- [Directions for this task]:
Write out the material exactly, with the pictures left out.

******************************

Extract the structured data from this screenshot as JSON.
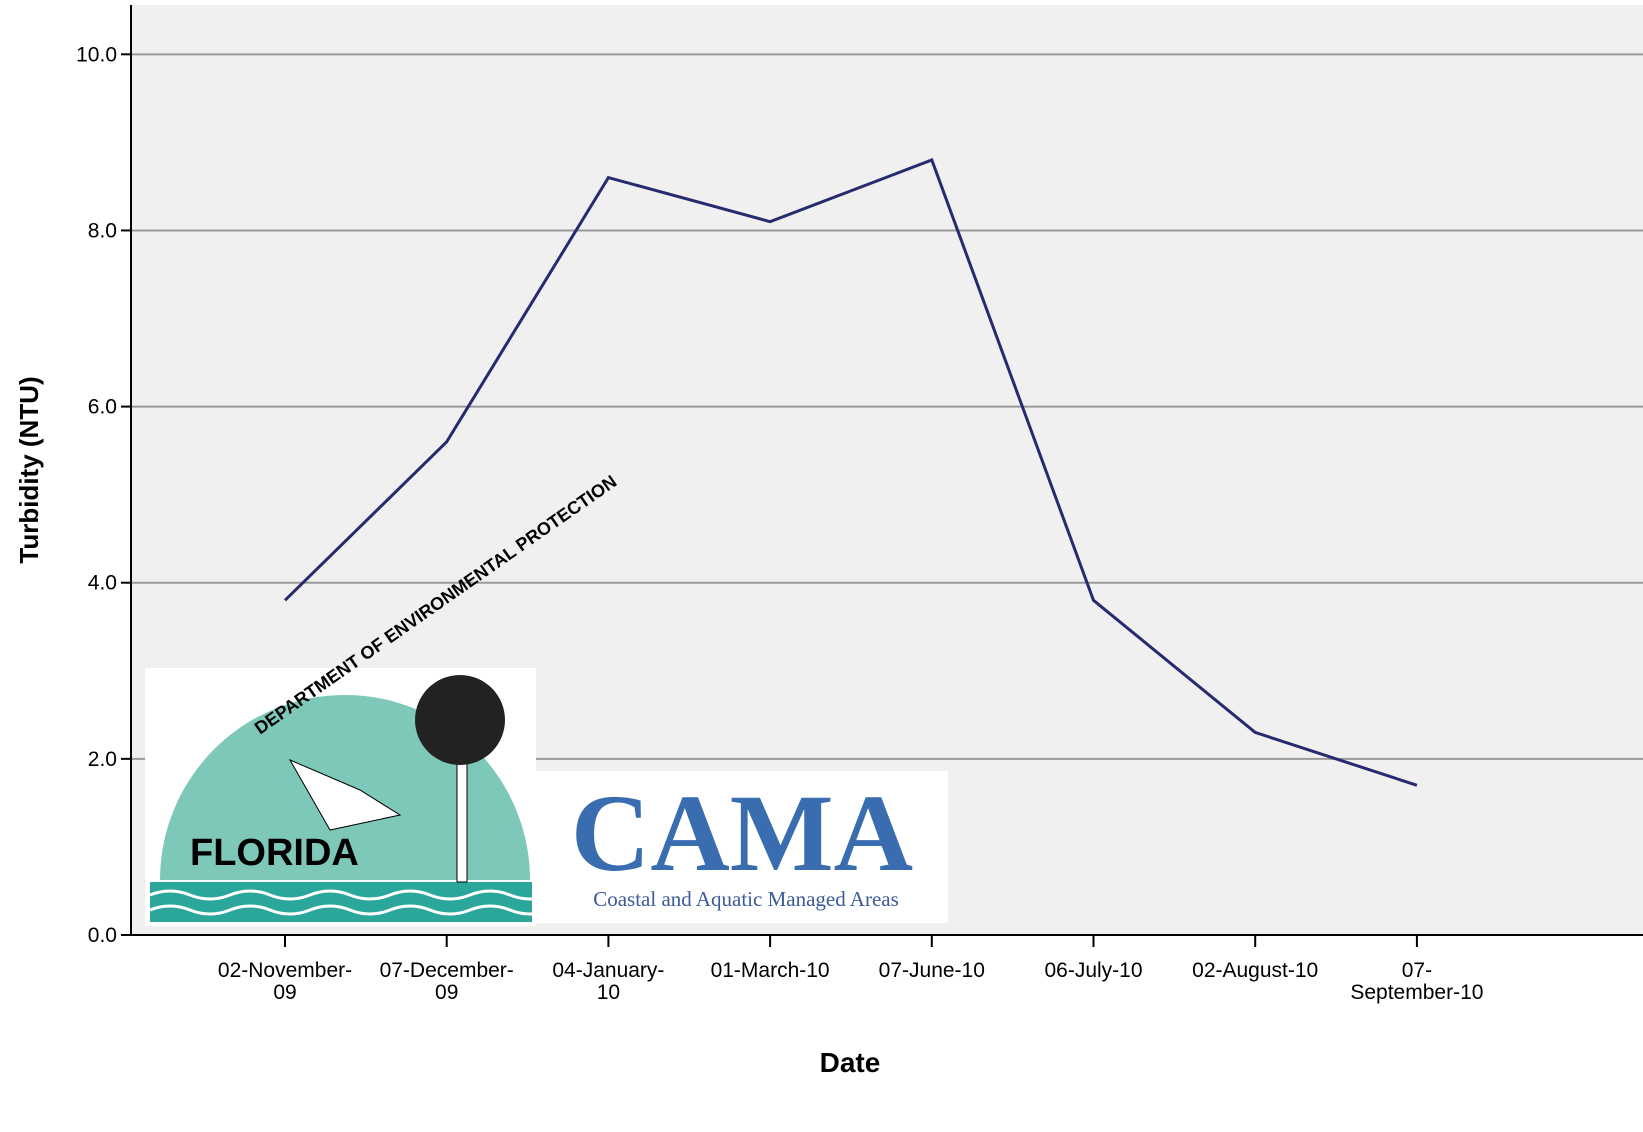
{
  "chart_data": {
    "type": "line",
    "x_label": "Date",
    "y_label": "Turbidity (NTU)",
    "categories": [
      "02-November-09",
      "07-December-09",
      "04-January-10",
      "01-March-10",
      "07-June-10",
      "06-July-10",
      "02-August-10",
      "07-September-10"
    ],
    "series": [
      {
        "name": "Turbidity",
        "color": "#262a6e",
        "values": [
          3.8,
          5.6,
          8.6,
          8.1,
          8.8,
          3.8,
          2.3,
          1.7
        ]
      }
    ],
    "ylim": [
      0,
      10.56
    ],
    "yticks": [
      {
        "value": 0,
        "label": "0.0"
      },
      {
        "value": 2,
        "label": "2.0"
      },
      {
        "value": 4,
        "label": "4.0"
      },
      {
        "value": 6,
        "label": "6.0"
      },
      {
        "value": 8,
        "label": "8.0"
      },
      {
        "value": 10,
        "label": "10.0"
      }
    ],
    "grid": true,
    "annotations": [
      "DEPARTMENT OF ENVIRONMENTAL PROTECTION",
      "FLORIDA",
      "CAMA",
      "Coastal and Aquatic Managed Areas"
    ]
  }
}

******************************

- [Solution to this task]:
Extract the structured data from this screenshot as JSON.
{
  "chart_data": {
    "type": "line",
    "x_label": "Date",
    "y_label": "Turbidity (NTU)",
    "categories": [
      "02-November-09",
      "07-December-09",
      "04-January-10",
      "01-March-10",
      "07-June-10",
      "06-July-10",
      "02-August-10",
      "07-September-10"
    ],
    "series": [
      {
        "name": "Turbidity",
        "color": "#262a6e",
        "values": [
          3.8,
          5.6,
          8.6,
          8.1,
          8.8,
          3.8,
          2.3,
          1.7
        ]
      }
    ],
    "ylim": [
      0,
      10.56
    ],
    "yticks": [
      {
        "value": 0,
        "label": "0.0"
      },
      {
        "value": 2,
        "label": "2.0"
      },
      {
        "value": 4,
        "label": "4.0"
      },
      {
        "value": 6,
        "label": "6.0"
      },
      {
        "value": 8,
        "label": "8.0"
      },
      {
        "value": 10,
        "label": "10.0"
      }
    ],
    "grid": true,
    "annotations": [
      "DEPARTMENT OF ENVIRONMENTAL PROTECTION",
      "FLORIDA",
      "CAMA",
      "Coastal and Aquatic Managed Areas"
    ]
  }
}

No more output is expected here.